_Exercise task_: In the listing below, locate the lines bearing the word "Palm". Copy every one of them.

Stored data entries
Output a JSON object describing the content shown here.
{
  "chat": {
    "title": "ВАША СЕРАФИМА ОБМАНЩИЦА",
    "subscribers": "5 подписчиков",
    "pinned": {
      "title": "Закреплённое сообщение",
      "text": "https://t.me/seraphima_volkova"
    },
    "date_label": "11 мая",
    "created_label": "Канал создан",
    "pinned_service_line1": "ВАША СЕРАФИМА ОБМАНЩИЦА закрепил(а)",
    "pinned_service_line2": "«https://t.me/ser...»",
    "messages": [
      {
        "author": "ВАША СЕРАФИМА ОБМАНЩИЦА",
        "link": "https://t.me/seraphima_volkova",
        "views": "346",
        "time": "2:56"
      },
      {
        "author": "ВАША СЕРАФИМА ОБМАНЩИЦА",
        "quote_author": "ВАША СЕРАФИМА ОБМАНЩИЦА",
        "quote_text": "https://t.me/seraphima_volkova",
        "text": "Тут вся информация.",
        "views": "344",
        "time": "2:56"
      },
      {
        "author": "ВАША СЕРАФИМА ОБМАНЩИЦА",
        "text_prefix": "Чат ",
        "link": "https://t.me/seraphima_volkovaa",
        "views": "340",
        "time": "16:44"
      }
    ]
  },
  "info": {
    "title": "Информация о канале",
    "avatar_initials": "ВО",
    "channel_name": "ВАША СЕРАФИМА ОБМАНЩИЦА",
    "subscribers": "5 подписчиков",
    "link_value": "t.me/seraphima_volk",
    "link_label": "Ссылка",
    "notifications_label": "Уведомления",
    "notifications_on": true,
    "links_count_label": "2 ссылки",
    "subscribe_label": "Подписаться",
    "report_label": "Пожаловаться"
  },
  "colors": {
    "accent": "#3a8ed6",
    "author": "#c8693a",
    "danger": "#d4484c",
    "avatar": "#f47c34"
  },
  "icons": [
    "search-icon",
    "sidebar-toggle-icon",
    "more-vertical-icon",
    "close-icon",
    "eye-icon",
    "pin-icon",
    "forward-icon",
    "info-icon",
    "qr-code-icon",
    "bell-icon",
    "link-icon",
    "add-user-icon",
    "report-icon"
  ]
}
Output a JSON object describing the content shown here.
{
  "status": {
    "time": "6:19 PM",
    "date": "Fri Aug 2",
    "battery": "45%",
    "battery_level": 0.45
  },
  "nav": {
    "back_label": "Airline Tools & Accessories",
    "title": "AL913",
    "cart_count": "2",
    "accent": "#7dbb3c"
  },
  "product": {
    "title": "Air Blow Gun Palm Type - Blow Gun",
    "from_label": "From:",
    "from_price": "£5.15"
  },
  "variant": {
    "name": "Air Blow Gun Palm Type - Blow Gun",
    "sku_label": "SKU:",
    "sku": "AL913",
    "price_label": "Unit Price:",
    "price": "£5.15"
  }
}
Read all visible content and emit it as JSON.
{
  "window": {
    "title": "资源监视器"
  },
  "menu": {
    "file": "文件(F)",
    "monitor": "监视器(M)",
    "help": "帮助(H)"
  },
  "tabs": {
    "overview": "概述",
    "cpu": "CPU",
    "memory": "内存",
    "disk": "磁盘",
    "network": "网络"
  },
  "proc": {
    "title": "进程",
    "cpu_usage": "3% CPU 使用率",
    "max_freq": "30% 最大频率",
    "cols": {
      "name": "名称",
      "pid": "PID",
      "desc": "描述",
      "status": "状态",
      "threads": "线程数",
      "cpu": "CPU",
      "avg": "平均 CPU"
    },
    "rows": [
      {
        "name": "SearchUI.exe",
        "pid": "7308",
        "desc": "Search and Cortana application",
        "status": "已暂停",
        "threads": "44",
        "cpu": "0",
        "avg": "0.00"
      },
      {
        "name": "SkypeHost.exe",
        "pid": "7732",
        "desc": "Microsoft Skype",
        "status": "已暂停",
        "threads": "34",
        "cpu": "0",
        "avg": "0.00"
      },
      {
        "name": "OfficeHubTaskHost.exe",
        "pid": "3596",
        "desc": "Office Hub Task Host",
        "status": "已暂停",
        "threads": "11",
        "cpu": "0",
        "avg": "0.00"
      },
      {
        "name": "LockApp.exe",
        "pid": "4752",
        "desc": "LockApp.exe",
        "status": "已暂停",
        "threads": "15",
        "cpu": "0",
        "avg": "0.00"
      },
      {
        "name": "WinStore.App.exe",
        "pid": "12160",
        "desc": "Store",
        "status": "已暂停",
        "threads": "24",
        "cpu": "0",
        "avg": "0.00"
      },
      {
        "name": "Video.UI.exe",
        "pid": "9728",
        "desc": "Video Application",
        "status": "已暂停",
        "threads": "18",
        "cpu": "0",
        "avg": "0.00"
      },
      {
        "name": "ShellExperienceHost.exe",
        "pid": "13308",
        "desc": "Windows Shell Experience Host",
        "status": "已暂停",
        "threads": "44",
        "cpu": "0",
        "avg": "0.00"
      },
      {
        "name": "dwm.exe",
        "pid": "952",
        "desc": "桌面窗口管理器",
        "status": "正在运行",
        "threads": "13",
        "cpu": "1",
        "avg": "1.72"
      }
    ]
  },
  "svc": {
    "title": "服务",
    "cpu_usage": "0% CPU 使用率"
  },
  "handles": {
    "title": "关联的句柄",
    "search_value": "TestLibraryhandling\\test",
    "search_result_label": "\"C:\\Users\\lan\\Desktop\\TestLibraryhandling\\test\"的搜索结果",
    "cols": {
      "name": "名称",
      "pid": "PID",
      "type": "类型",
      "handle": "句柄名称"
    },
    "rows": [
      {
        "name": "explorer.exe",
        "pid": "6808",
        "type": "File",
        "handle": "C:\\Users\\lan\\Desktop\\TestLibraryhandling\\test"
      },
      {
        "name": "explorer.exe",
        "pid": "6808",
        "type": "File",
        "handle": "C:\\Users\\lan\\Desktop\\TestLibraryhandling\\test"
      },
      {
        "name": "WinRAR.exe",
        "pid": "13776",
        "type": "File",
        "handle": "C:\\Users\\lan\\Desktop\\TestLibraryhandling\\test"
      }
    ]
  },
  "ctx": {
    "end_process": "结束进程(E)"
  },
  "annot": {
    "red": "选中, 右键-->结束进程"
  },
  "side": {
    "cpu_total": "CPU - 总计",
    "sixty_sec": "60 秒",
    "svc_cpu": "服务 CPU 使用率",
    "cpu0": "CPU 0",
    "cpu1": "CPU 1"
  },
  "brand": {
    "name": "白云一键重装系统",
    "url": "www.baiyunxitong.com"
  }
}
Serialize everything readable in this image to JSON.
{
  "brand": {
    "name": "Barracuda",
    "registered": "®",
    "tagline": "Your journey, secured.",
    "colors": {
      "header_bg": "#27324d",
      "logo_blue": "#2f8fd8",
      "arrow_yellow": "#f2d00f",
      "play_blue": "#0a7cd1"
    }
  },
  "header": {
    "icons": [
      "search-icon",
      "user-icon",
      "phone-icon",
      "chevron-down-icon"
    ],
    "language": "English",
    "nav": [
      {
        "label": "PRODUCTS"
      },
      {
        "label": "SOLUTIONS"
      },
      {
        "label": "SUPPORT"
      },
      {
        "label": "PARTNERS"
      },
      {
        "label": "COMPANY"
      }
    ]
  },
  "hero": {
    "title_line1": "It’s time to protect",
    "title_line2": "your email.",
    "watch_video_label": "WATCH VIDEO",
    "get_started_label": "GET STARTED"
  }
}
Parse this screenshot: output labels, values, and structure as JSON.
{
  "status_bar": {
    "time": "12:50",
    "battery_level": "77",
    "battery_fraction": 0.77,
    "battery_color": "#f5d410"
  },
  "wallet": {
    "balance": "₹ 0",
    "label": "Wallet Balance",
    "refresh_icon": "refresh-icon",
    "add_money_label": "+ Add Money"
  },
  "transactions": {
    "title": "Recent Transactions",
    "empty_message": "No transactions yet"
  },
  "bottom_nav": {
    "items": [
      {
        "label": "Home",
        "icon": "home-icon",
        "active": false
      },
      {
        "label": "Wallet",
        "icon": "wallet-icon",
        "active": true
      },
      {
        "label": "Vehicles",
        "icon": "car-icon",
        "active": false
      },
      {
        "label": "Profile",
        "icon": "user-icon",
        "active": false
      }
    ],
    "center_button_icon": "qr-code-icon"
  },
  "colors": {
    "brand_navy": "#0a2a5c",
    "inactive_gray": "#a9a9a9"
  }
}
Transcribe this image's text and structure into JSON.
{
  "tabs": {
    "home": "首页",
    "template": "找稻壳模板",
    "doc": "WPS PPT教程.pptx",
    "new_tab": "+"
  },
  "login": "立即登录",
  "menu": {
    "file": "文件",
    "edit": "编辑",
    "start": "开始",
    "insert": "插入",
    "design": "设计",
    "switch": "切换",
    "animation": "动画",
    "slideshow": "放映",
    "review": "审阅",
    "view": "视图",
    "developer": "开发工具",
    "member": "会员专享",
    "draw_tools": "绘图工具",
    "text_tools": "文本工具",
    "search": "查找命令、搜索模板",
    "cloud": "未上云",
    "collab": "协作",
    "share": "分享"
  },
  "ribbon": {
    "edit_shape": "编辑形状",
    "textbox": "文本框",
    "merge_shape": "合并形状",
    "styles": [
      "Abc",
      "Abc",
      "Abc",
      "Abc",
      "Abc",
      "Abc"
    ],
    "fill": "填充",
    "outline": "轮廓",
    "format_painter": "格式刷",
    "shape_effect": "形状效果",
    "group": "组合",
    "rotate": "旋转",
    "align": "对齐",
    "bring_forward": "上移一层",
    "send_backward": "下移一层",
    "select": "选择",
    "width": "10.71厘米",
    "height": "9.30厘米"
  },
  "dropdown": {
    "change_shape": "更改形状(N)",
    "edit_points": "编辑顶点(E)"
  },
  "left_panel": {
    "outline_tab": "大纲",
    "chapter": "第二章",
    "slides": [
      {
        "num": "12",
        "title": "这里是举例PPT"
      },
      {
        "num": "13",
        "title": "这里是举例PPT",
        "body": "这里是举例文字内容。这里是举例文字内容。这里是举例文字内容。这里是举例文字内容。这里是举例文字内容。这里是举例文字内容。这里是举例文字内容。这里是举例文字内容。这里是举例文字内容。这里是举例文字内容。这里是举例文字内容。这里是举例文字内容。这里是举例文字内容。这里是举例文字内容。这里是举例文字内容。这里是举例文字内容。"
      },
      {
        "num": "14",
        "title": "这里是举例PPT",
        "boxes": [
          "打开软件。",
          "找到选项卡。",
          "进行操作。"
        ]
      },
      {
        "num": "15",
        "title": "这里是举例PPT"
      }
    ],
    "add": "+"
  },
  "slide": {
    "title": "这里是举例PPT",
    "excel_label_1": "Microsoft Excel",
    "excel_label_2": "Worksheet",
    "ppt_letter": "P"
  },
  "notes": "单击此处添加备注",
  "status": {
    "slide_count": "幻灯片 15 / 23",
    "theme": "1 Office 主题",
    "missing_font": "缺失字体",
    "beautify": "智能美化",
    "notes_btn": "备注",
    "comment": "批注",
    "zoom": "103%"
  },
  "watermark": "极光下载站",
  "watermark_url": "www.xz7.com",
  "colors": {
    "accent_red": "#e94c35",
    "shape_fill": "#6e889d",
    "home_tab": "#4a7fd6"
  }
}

_Full solution_:
    "title": "Air Blow Gun Palm Type - Blow Gun",
    "name": "Air Blow Gun Palm Type - Blow Gun",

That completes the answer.